== Aim ==
Pull out every line of the entries from the first one through the line containing "cb-tick: -15 (1426, 2205, 1464, 2234)", and reproduce them unchanged.

== Entries shown ==
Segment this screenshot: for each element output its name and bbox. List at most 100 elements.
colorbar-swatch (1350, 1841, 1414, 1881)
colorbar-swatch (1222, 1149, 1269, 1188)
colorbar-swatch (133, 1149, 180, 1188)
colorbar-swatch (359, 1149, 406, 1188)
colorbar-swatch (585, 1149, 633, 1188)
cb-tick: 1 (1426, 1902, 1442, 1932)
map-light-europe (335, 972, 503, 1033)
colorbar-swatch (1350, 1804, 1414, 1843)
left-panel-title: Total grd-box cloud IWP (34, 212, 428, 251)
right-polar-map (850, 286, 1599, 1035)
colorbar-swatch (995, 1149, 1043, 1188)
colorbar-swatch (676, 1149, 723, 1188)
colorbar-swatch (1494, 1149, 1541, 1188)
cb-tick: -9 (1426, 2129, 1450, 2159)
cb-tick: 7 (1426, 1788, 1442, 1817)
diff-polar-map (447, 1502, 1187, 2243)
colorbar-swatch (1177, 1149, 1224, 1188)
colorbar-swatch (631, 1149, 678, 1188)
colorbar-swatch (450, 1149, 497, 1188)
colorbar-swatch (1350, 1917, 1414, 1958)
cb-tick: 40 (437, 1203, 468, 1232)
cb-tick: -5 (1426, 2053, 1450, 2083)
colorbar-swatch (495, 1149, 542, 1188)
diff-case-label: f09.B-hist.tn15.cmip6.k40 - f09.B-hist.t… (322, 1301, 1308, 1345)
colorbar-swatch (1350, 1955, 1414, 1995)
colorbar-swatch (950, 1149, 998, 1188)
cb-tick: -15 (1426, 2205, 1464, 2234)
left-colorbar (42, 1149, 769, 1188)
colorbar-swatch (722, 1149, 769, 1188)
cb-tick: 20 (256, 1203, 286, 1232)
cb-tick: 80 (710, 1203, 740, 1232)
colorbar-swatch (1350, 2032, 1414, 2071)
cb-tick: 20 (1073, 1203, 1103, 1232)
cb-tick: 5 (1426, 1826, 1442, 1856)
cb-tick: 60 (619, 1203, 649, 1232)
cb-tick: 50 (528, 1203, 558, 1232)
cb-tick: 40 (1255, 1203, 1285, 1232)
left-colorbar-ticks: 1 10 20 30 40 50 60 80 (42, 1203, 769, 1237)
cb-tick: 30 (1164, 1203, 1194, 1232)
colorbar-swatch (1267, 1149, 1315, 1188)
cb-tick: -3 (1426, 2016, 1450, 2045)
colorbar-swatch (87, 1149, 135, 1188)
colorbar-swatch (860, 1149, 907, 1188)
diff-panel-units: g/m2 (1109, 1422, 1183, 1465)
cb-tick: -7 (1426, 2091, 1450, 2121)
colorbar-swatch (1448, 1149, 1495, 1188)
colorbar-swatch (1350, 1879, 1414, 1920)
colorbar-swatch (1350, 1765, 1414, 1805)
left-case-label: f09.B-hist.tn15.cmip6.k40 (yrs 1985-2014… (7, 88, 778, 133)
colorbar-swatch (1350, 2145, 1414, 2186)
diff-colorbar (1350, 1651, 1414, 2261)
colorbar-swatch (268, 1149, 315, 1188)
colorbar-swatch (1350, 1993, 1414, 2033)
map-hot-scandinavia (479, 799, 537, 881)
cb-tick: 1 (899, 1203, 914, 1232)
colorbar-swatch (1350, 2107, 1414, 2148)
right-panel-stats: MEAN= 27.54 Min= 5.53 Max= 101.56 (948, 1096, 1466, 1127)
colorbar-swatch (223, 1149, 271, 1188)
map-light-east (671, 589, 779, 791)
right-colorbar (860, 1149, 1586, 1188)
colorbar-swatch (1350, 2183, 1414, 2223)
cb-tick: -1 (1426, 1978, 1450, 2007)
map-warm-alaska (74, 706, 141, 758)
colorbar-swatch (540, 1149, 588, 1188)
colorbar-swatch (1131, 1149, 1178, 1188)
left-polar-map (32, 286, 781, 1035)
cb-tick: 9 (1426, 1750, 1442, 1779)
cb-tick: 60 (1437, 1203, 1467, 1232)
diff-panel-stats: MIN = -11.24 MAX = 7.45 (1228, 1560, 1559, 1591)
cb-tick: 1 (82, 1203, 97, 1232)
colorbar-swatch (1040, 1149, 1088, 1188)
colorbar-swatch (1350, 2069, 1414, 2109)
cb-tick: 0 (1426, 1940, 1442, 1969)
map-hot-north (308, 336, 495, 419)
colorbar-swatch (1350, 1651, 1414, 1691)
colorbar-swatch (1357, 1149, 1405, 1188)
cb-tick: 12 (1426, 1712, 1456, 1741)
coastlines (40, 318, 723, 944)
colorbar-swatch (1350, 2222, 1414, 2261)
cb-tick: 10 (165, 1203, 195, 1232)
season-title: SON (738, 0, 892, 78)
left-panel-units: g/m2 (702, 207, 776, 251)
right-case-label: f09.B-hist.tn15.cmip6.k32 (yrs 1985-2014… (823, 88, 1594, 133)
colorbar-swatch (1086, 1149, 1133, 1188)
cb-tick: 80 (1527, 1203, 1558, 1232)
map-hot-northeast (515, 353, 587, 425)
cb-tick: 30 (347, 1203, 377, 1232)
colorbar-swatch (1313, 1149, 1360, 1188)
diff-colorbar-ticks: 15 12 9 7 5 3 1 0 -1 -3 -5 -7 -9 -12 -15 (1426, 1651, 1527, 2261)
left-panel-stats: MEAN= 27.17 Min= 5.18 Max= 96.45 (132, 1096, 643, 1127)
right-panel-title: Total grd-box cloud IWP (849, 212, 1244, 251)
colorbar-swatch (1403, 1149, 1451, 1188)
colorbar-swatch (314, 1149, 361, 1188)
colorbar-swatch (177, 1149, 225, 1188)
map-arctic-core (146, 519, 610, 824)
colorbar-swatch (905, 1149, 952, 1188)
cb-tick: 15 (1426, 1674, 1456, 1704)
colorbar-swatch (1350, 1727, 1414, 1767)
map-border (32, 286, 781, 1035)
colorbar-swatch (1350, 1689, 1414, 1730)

== Exercise answer ==
Segment this screenshot: for each element output its name and bbox. List at most 100 elements.
colorbar-swatch (1350, 1841, 1414, 1881)
colorbar-swatch (1222, 1149, 1269, 1188)
colorbar-swatch (133, 1149, 180, 1188)
colorbar-swatch (359, 1149, 406, 1188)
colorbar-swatch (585, 1149, 633, 1188)
cb-tick: 1 (1426, 1902, 1442, 1932)
map-light-europe (335, 972, 503, 1033)
colorbar-swatch (1350, 1804, 1414, 1843)
left-panel-title: Total grd-box cloud IWP (34, 212, 428, 251)
right-polar-map (850, 286, 1599, 1035)
colorbar-swatch (995, 1149, 1043, 1188)
colorbar-swatch (676, 1149, 723, 1188)
colorbar-swatch (1494, 1149, 1541, 1188)
cb-tick: -9 (1426, 2129, 1450, 2159)
cb-tick: 7 (1426, 1788, 1442, 1817)
diff-polar-map (447, 1502, 1187, 2243)
colorbar-swatch (1177, 1149, 1224, 1188)
colorbar-swatch (631, 1149, 678, 1188)
colorbar-swatch (450, 1149, 497, 1188)
colorbar-swatch (1350, 1917, 1414, 1958)
cb-tick: 40 (437, 1203, 468, 1232)
cb-tick: -5 (1426, 2053, 1450, 2083)
colorbar-swatch (495, 1149, 542, 1188)
diff-case-label: f09.B-hist.tn15.cmip6.k40 - f09.B-hist.t… (322, 1301, 1308, 1345)
colorbar-swatch (1350, 1955, 1414, 1995)
colorbar-swatch (950, 1149, 998, 1188)
cb-tick: -15 (1426, 2205, 1464, 2234)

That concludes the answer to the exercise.